# Work to do:
Could you repeat the records below exactly, leaving out any pictures?

# Listed records:
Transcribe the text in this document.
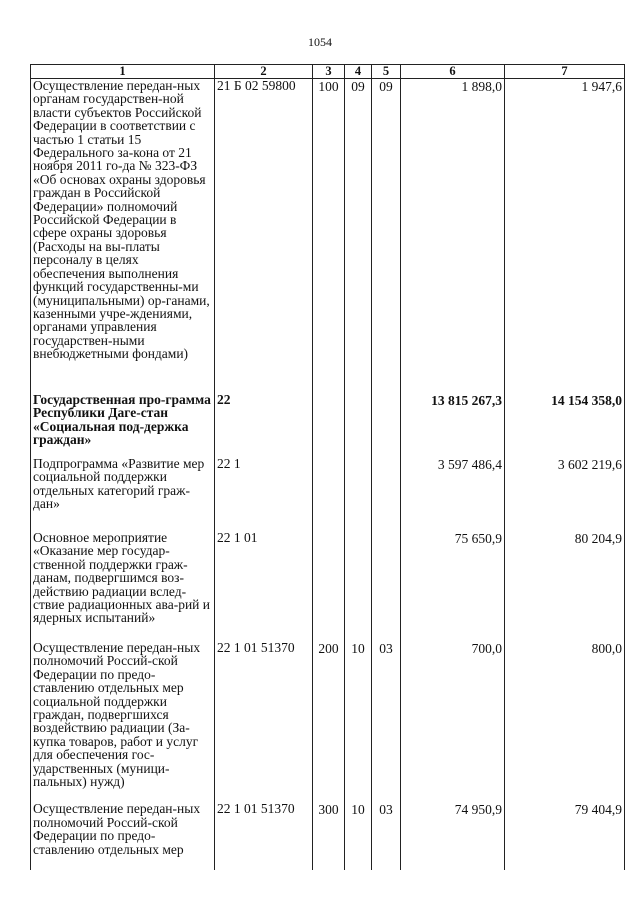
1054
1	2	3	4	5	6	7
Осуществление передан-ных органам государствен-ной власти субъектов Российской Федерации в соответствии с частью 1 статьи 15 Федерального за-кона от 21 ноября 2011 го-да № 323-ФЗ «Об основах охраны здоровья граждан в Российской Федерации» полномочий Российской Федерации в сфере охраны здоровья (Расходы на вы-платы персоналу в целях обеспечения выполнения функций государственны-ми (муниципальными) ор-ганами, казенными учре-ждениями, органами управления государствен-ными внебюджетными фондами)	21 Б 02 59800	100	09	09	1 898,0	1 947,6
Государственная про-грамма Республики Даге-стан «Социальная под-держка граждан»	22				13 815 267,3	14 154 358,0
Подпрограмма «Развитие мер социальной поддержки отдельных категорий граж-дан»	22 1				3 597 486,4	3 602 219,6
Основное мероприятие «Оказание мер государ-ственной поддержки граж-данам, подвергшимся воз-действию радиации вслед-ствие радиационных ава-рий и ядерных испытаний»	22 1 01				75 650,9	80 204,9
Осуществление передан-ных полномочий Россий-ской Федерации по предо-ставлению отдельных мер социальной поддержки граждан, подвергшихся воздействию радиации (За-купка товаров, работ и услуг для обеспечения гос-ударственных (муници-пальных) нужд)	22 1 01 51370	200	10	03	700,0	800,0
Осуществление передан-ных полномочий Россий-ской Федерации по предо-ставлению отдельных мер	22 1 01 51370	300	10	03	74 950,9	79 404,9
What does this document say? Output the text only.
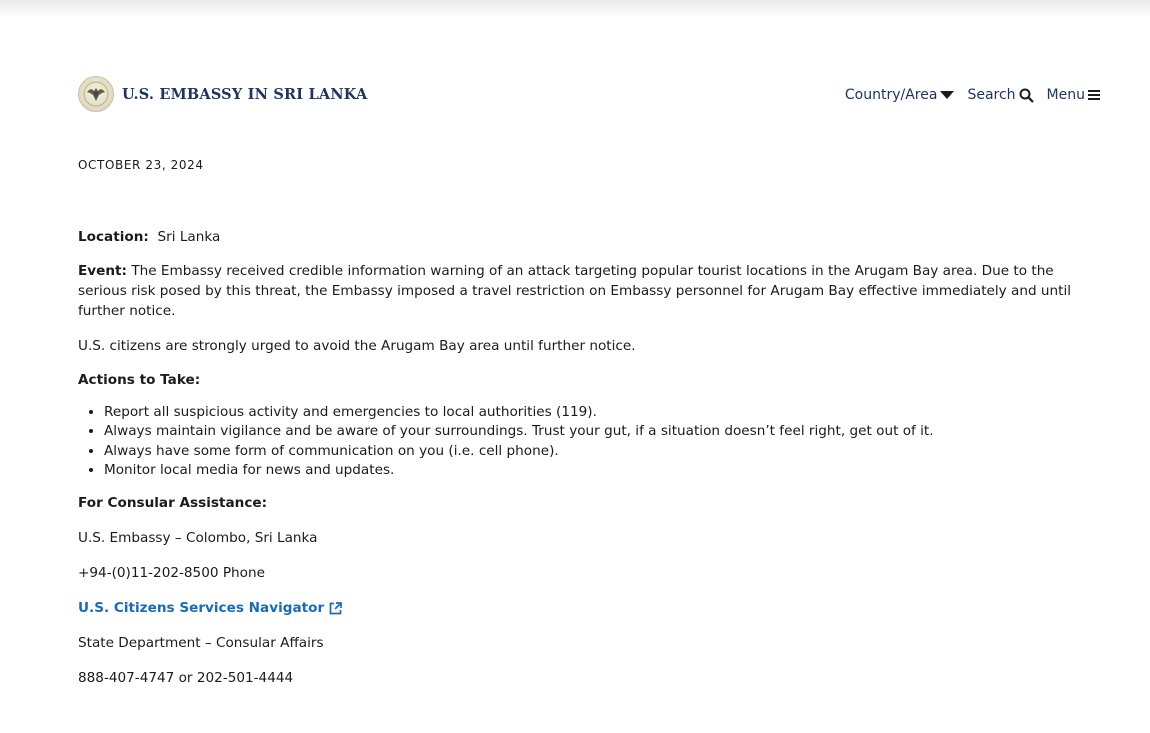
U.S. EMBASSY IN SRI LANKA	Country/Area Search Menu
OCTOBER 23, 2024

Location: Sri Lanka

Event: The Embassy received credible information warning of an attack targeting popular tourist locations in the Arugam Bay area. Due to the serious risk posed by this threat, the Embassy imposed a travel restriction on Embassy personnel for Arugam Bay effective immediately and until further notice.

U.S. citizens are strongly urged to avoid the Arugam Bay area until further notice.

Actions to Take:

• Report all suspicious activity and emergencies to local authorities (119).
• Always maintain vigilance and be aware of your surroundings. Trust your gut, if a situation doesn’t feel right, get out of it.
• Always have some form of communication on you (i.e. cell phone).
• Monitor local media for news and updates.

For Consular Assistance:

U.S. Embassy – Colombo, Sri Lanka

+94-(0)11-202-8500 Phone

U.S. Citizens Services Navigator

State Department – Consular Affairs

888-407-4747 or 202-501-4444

# Written solution:
Transcribe the text in this document.
1054
1	2	3	4	5	6	7
Осуществление передан-ных органам государствен-ной власти субъектов Российской Федерации в соответствии с частью 1 статьи 15 Федерального за-кона от 21 ноября 2011 го-да № 323-ФЗ «Об основах охраны здоровья граждан в Российской Федерации» полномочий Российской Федерации в сфере охраны здоровья (Расходы на вы-платы персоналу в целях обеспечения выполнения функций государственны-ми (муниципальными) ор-ганами, казенными учре-ждениями, органами управления государствен-ными внебюджетными фондами)	21 Б 02 59800	100	09	09	1 898,0	1 947,6
Государственная про-грамма Республики Даге-стан «Социальная под-держка граждан»	22				13 815 267,3	14 154 358,0
Подпрограмма «Развитие мер социальной поддержки отдельных категорий граж-дан»	22 1				3 597 486,4	3 602 219,6
Основное мероприятие «Оказание мер государ-ственной поддержки граж-данам, подвергшимся воз-действию радиации вслед-ствие радиационных ава-рий и ядерных испытаний»	22 1 01				75 650,9	80 204,9
Осуществление передан-ных полномочий Россий-ской Федерации по предо-ставлению отдельных мер социальной поддержки граждан, подвергшихся воздействию радиации (За-купка товаров, работ и услуг для обеспечения гос-ударственных (муници-пальных) нужд)	22 1 01 51370	200	10	03	700,0	800,0
Осуществление передан-ных полномочий Россий-ской Федерации по предо-ставлению отдельных мер	22 1 01 51370	300	10	03	74 950,9	79 404,9
What does this document say? Output the text only.
U.S. EMBASSY IN SRI LANKA	Country/Area Search Menu
OCTOBER 23, 2024

Location: Sri Lanka

Event: The Embassy received credible information warning of an attack targeting popular tourist locations in the Arugam Bay area. Due to the serious risk posed by this threat, the Embassy imposed a travel restriction on Embassy personnel for Arugam Bay effective immediately and until further notice.

U.S. citizens are strongly urged to avoid the Arugam Bay area until further notice.

Actions to Take:

• Report all suspicious activity and emergencies to local authorities (119).
• Always maintain vigilance and be aware of your surroundings. Trust your gut, if a situation doesn’t feel right, get out of it.
• Always have some form of communication on you (i.e. cell phone).
• Monitor local media for news and updates.

For Consular Assistance:

U.S. Embassy – Colombo, Sri Lanka

+94-(0)11-202-8500 Phone

U.S. Citizens Services Navigator

State Department – Consular Affairs

888-407-4747 or 202-501-4444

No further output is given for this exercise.